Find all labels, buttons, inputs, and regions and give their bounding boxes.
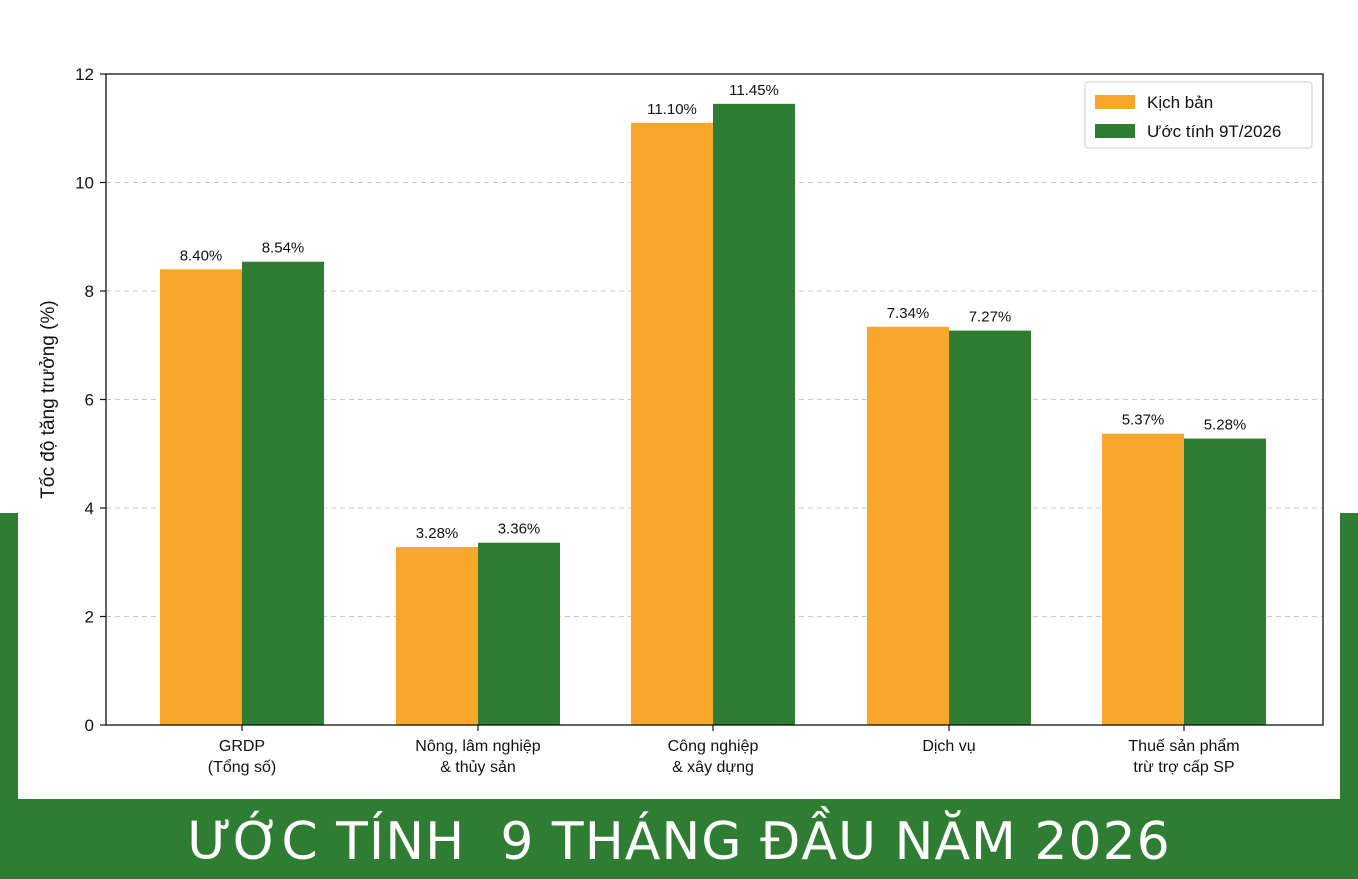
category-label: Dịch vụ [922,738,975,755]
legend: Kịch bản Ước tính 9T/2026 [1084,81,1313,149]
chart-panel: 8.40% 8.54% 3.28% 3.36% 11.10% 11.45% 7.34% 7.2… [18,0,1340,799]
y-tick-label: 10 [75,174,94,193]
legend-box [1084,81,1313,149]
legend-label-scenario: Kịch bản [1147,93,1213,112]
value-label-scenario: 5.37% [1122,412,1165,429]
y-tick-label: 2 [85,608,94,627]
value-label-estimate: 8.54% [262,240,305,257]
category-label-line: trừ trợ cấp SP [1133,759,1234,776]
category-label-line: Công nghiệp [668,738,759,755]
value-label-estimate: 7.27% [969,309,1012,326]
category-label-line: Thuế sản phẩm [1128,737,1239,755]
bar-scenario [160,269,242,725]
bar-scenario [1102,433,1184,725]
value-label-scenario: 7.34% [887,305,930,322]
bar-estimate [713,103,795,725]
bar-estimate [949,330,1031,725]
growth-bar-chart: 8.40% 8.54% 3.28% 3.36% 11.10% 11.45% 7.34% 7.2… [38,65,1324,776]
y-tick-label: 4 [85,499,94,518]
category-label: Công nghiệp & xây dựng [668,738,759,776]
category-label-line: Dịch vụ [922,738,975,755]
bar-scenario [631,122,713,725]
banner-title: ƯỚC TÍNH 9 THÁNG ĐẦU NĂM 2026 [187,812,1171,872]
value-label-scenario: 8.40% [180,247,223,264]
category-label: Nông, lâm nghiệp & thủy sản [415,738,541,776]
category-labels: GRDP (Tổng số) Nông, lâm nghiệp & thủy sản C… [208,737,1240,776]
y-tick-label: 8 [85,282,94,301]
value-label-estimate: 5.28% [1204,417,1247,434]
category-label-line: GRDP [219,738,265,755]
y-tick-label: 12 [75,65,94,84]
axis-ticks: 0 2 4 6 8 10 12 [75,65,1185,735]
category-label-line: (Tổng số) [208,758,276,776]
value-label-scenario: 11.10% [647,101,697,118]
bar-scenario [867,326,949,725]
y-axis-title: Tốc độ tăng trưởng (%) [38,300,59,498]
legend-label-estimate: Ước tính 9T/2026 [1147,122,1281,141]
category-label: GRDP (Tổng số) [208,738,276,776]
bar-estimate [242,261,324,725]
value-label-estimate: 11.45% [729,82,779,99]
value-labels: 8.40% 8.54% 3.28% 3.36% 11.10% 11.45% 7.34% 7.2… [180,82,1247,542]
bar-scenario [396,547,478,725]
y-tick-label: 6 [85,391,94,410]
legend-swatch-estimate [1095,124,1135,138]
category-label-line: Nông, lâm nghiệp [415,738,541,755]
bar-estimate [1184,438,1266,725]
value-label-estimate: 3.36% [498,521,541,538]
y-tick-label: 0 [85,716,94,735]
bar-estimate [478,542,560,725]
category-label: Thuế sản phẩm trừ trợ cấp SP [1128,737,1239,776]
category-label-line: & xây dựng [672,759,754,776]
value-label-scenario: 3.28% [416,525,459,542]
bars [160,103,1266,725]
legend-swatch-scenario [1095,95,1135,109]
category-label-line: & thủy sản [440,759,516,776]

=-=-=-=-=

**EXERCISE:**
Print all of the data above word for word, leaving out the picture.

**REPLY:**
Find all labels, buttons, inputs, and regions and give their bounding boxes.
category-label: Dịch vụ [922,738,975,755]
legend: Kịch bản Ước tính 9T/2026 [1084,81,1313,149]
chart-panel: 8.40% 8.54% 3.28% 3.36% 11.10% 11.45% 7.34% 7.2… [18,0,1340,799]
y-tick-label: 10 [75,174,94,193]
legend-box [1084,81,1313,149]
legend-label-scenario: Kịch bản [1147,93,1213,112]
value-label-scenario: 5.37% [1122,412,1165,429]
y-tick-label: 2 [85,608,94,627]
value-label-estimate: 8.54% [262,240,305,257]
category-label-line: trừ trợ cấp SP [1133,759,1234,776]
category-label-line: Công nghiệp [668,738,759,755]
value-label-estimate: 7.27% [969,309,1012,326]
category-label-line: Thuế sản phẩm [1128,737,1239,755]
bar-scenario [160,269,242,725]
bar-scenario [1102,433,1184,725]
value-label-scenario: 7.34% [887,305,930,322]
bar-estimate [713,103,795,725]
bar-estimate [949,330,1031,725]
growth-bar-chart: 8.40% 8.54% 3.28% 3.36% 11.10% 11.45% 7.34% 7.2… [38,65,1324,776]
y-tick-label: 4 [85,499,94,518]
category-label: Công nghiệp & xây dựng [668,738,759,776]
category-label-line: Dịch vụ [922,738,975,755]
bar-scenario [631,122,713,725]
banner-title: ƯỚC TÍNH 9 THÁNG ĐẦU NĂM 2026 [187,812,1171,872]
value-label-scenario: 8.40% [180,247,223,264]
category-label: Nông, lâm nghiệp & thủy sản [415,738,541,776]
category-labels: GRDP (Tổng số) Nông, lâm nghiệp & thủy sản C… [208,737,1240,776]
y-tick-label: 8 [85,282,94,301]
value-label-estimate: 5.28% [1204,417,1247,434]
category-label-line: GRDP [219,738,265,755]
y-tick-label: 12 [75,65,94,84]
axis-ticks: 0 2 4 6 8 10 12 [75,65,1185,735]
category-label-line: (Tổng số) [208,758,276,776]
value-label-scenario: 11.10% [647,101,697,118]
bar-scenario [867,326,949,725]
y-axis-title: Tốc độ tăng trưởng (%) [38,300,59,498]
legend-label-estimate: Ước tính 9T/2026 [1147,122,1281,141]
category-label: GRDP (Tổng số) [208,738,276,776]
bar-estimate [242,261,324,725]
value-label-estimate: 11.45% [729,82,779,99]
value-labels: 8.40% 8.54% 3.28% 3.36% 11.10% 11.45% 7.34% 7.2… [180,82,1247,542]
bar-scenario [396,547,478,725]
y-tick-label: 6 [85,391,94,410]
legend-swatch-estimate [1095,124,1135,138]
category-label-line: Nông, lâm nghiệp [415,738,541,755]
bar-estimate [1184,438,1266,725]
value-label-estimate: 3.36% [498,521,541,538]
y-tick-label: 0 [85,716,94,735]
bar-estimate [478,542,560,725]
category-label: Thuế sản phẩm trừ trợ cấp SP [1128,737,1239,776]
category-label-line: & xây dựng [672,759,754,776]
value-label-scenario: 3.28% [416,525,459,542]
bars [160,103,1266,725]
legend-swatch-scenario [1095,95,1135,109]
category-label-line: & thủy sản [440,759,516,776]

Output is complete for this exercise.